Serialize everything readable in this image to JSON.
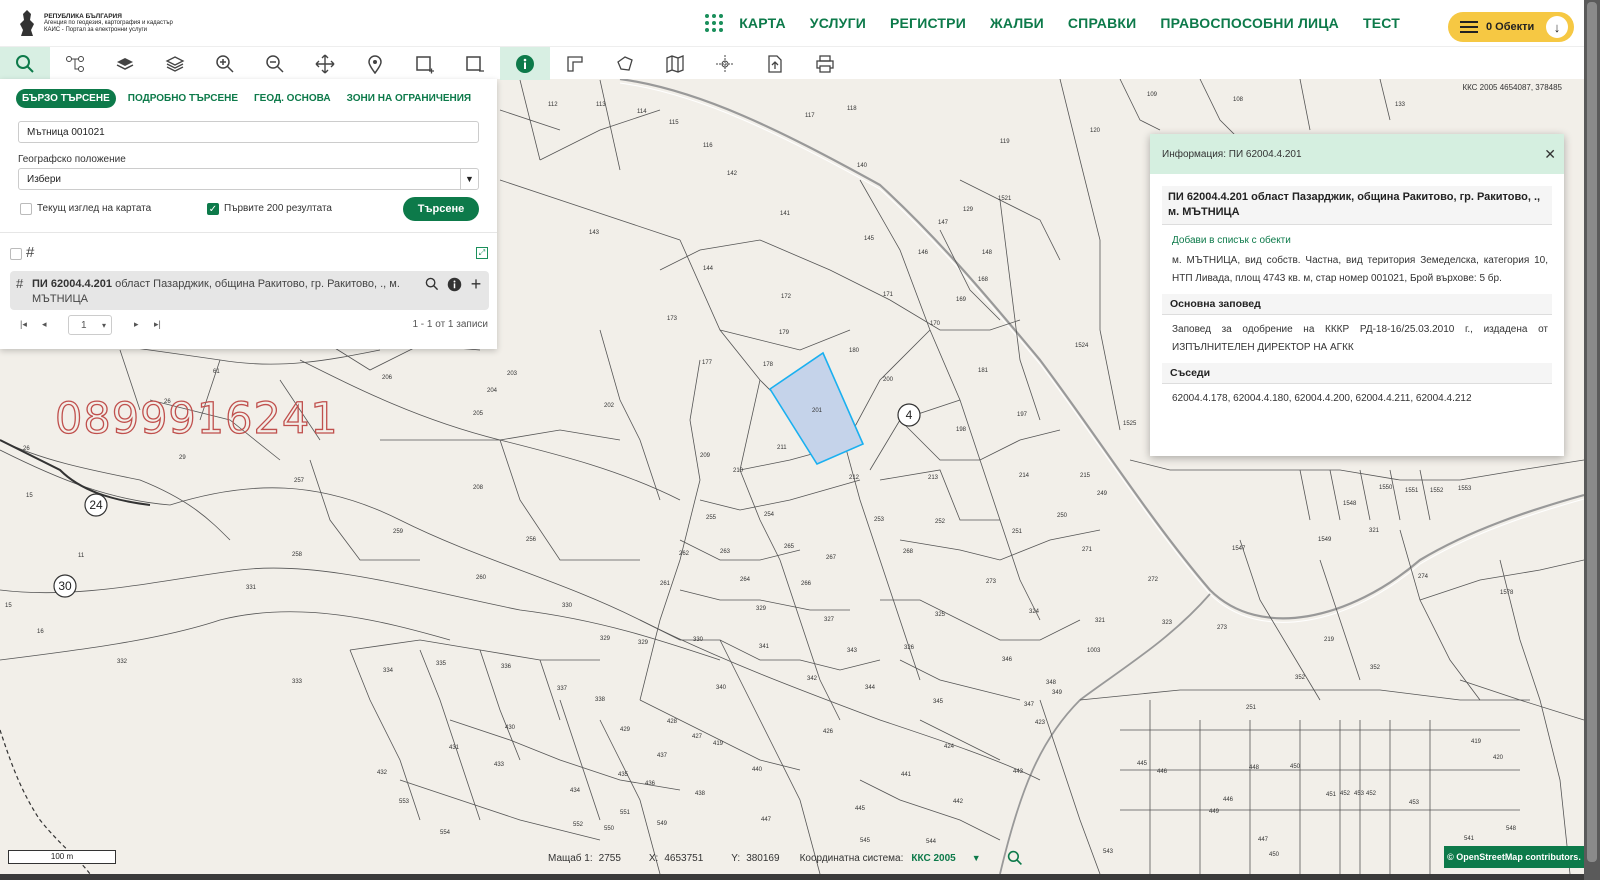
{
  "header": {
    "logo_lines": [
      "РЕПУБЛИКА БЪЛГАРИЯ",
      "Агенция по геодезия, картография и кадастър",
      "КАИС - Портал за електронни услуги"
    ],
    "nav": [
      "КАРТА",
      "УСЛУГИ",
      "РЕГИСТРИ",
      "ЖАЛБИ",
      "СПРАВКИ",
      "ПРАВОСПОСОБНИ ЛИЦА",
      "ТЕСТ"
    ],
    "cart_label": "0 Обекти"
  },
  "toolbar": {
    "tools": [
      "search-icon",
      "tree-icon",
      "layers-icon",
      "layers-stack-icon",
      "zoom-in-icon",
      "zoom-out-icon",
      "pan-icon",
      "pin-icon",
      "select-rect-icon",
      "deselect-rect-icon",
      "info-icon",
      "measure-icon",
      "polygon-icon",
      "map-icon",
      "crosshair-icon",
      "export-icon",
      "print-icon"
    ]
  },
  "search": {
    "tabs": [
      "БЪРЗО ТЪРСЕНЕ",
      "ПОДРОБНО ТЪРСЕНЕ",
      "ГЕОД. ОСНОВА",
      "ЗОНИ НА ОГРАНИЧЕНИЯ"
    ],
    "query": "Мътница 001021",
    "geo_label": "Географско положение",
    "geo_value": "Избери",
    "current_view_label": "Текущ изглед на картата",
    "first200_label": "Първите 200 резултата",
    "search_button": "Търсене",
    "result_bold": "ПИ 62004.4.201",
    "result_rest": " област Пазарджик, община Ракитово, гр. Ракитово, ., м. МЪТНИЦА",
    "page": "1",
    "records": "1 - 1 от 1 записи"
  },
  "info": {
    "header": "Информация: ПИ 62004.4.201",
    "title": "ПИ 62004.4.201 област Пазарджик, община Ракитово, гр. Ракитово, ., м. МЪТНИЦА",
    "add_link": "Добави в списък с обекти",
    "description": "м. МЪТНИЦА, вид собств. Частна, вид територия Земеделска, категория 10, НТП Ливада, площ 4743 кв. м, стар номер 001021, Брой върхове: 5 бр.",
    "order_title": "Основна заповед",
    "order_text": "Заповед за одобрение на КККР РД-18-16/25.03.2010 г., издадена от ИЗПЪЛНИТЕЛЕН ДИРЕКТОР НА АГКК",
    "neighbors_title": "Съседи",
    "neighbors": "62004.4.178, 62004.4.180, 62004.4.200, 62004.4.211, 62004.4.212"
  },
  "map": {
    "coord_top": "ККС 2005 4654087, 378485",
    "phone_watermark": "0899916241",
    "highlight_color": "#c5d3ea",
    "highlight_stroke": "#1ab0f0",
    "circled": [
      "24",
      "30",
      "4"
    ]
  },
  "status": {
    "scale_bar": "100 m",
    "scale_label": "Мащаб 1:",
    "scale_value": "2755",
    "x_label": "X:",
    "x_value": "4653751",
    "y_label": "Y:",
    "y_value": "380169",
    "coord_sys_label": "Координатна система:",
    "coord_sys_value": "ККС 2005",
    "osm": "© OpenStreetMap contributors."
  }
}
________
● **EXERCISE**:
Extract each line from the listing that holds the word "Пазарджик".

● **RESULT OF THIS EXERCISE**:
    "result_rest": " област Пазарджик, община Ракитово, гр. Ракитово, ., м. МЪТНИЦА",
    "title": "ПИ 62004.4.201 област Пазарджик, община Ракитово, гр. Ракитово, ., м. МЪТНИЦА",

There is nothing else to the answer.